Quote the listing below in its entirety, omitting every image.

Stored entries
┄┄┄┄┄┄

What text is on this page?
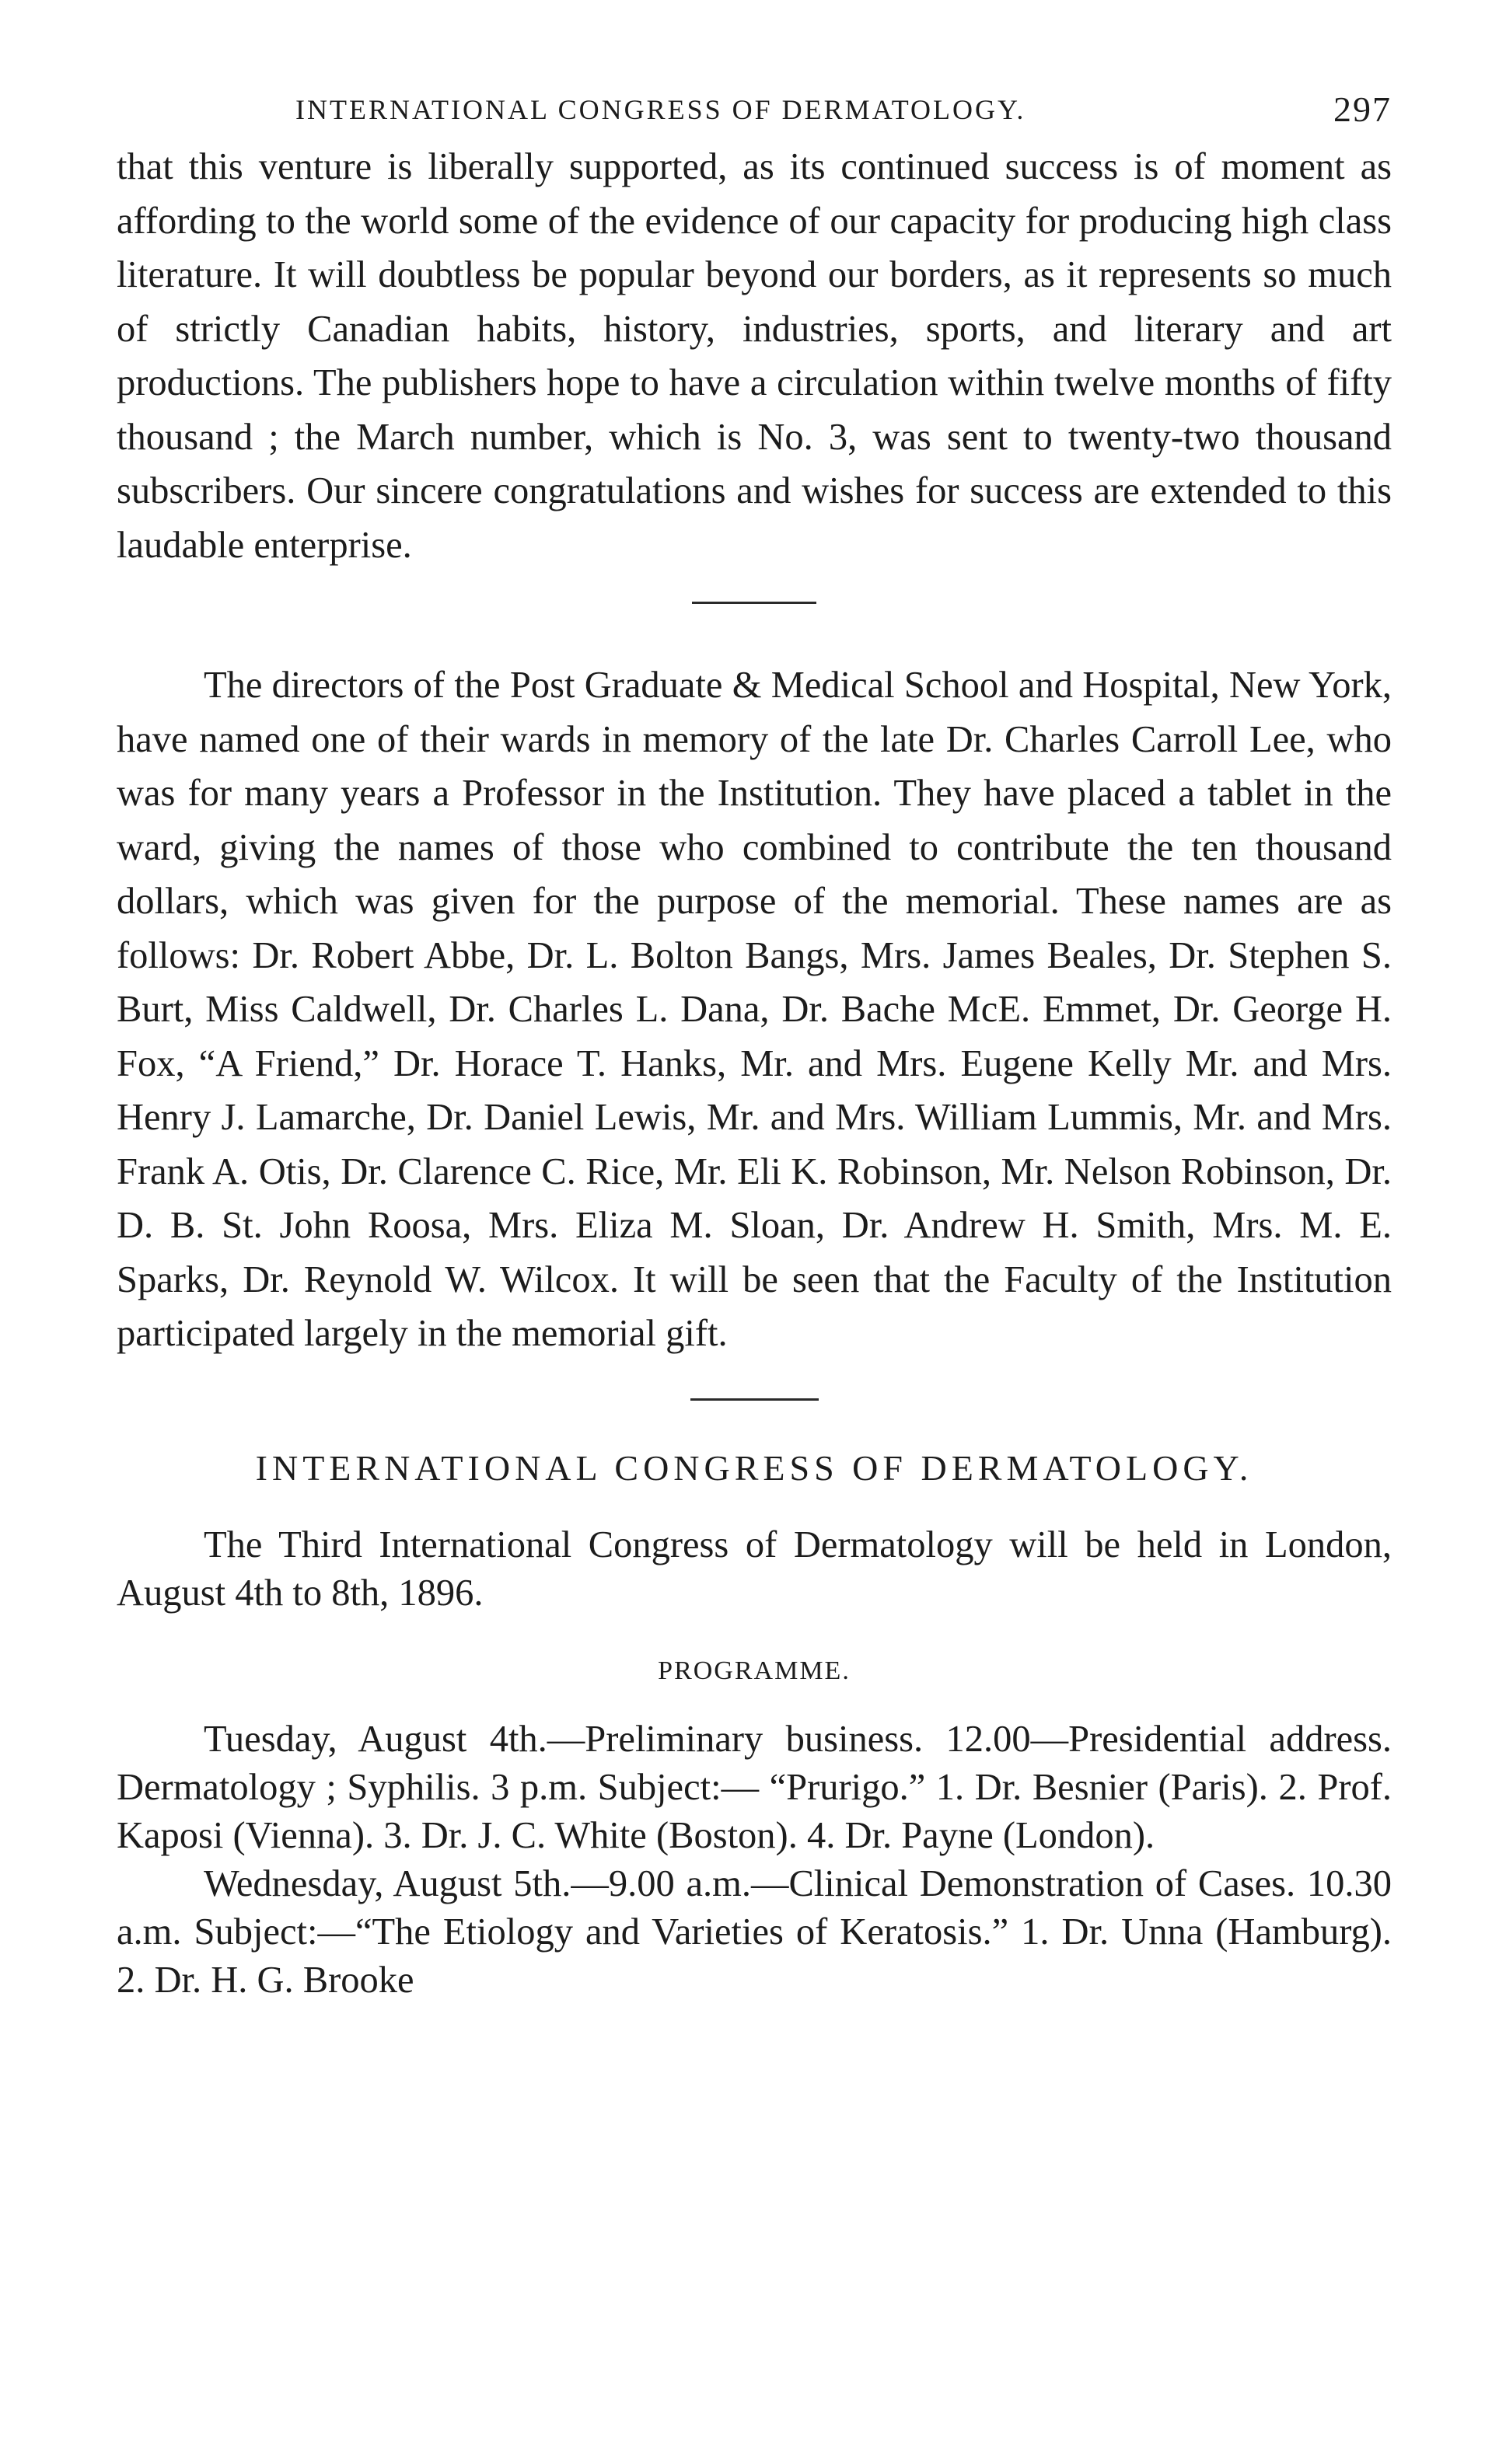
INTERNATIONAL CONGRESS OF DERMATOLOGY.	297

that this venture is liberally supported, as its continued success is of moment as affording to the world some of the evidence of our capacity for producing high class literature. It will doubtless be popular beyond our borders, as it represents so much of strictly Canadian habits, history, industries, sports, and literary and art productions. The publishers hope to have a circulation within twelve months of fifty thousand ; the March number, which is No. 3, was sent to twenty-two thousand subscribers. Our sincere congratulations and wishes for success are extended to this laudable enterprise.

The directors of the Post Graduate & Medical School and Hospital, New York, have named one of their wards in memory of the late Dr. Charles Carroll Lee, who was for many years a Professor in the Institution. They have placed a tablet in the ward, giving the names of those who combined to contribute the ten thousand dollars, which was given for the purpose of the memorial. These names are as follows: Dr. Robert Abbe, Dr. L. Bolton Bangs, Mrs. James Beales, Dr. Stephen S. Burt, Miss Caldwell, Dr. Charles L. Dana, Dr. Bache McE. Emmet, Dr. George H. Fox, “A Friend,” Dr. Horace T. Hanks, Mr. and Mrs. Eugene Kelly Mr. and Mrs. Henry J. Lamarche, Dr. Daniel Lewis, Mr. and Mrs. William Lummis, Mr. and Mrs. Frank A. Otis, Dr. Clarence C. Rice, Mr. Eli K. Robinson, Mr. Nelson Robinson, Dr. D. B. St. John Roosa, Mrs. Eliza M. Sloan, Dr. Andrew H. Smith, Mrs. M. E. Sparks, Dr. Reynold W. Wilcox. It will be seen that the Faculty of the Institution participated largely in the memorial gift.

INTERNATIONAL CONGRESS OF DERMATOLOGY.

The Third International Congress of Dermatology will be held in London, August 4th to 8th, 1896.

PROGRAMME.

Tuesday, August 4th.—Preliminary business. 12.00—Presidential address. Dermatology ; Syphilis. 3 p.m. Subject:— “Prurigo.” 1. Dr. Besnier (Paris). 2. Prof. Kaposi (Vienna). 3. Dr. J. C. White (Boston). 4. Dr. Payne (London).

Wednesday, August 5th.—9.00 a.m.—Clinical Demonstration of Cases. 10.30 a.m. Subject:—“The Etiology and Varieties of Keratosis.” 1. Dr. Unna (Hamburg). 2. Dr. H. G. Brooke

┄┄┄┄┄┄

Finished exercise
What text is on this page?
INTERNATIONAL CONGRESS OF DERMATOLOGY.	297

that this venture is liberally supported, as its continued success is of moment as affording to the world some of the evidence of our capacity for producing high class literature. It will doubtless be popular beyond our borders, as it represents so much of strictly Canadian habits, history, industries, sports, and literary and art productions. The publishers hope to have a circulation within twelve months of fifty thousand ; the March number, which is No. 3, was sent to twenty-two thousand subscribers. Our sincere congratulations and wishes for success are extended to this laudable enterprise.

The directors of the Post Graduate & Medical School and Hospital, New York, have named one of their wards in memory of the late Dr. Charles Carroll Lee, who was for many years a Professor in the Institution. They have placed a tablet in the ward, giving the names of those who combined to contribute the ten thousand dollars, which was given for the purpose of the memorial. These names are as follows: Dr. Robert Abbe, Dr. L. Bolton Bangs, Mrs. James Beales, Dr. Stephen S. Burt, Miss Caldwell, Dr. Charles L. Dana, Dr. Bache McE. Emmet, Dr. George H. Fox, “A Friend,” Dr. Horace T. Hanks, Mr. and Mrs. Eugene Kelly Mr. and Mrs. Henry J. Lamarche, Dr. Daniel Lewis, Mr. and Mrs. William Lummis, Mr. and Mrs. Frank A. Otis, Dr. Clarence C. Rice, Mr. Eli K. Robinson, Mr. Nelson Robinson, Dr. D. B. St. John Roosa, Mrs. Eliza M. Sloan, Dr. Andrew H. Smith, Mrs. M. E. Sparks, Dr. Reynold W. Wilcox. It will be seen that the Faculty of the Institution participated largely in the memorial gift.

INTERNATIONAL CONGRESS OF DERMATOLOGY.

The Third International Congress of Dermatology will be held in London, August 4th to 8th, 1896.

PROGRAMME.

Tuesday, August 4th.—Preliminary business. 12.00—Presidential address. Dermatology ; Syphilis. 3 p.m. Subject:— “Prurigo.” 1. Dr. Besnier (Paris). 2. Prof. Kaposi (Vienna). 3. Dr. J. C. White (Boston). 4. Dr. Payne (London).

Wednesday, August 5th.—9.00 a.m.—Clinical Demonstration of Cases. 10.30 a.m. Subject:—“The Etiology and Varieties of Keratosis.” 1. Dr. Unna (Hamburg). 2. Dr. H. G. Brooke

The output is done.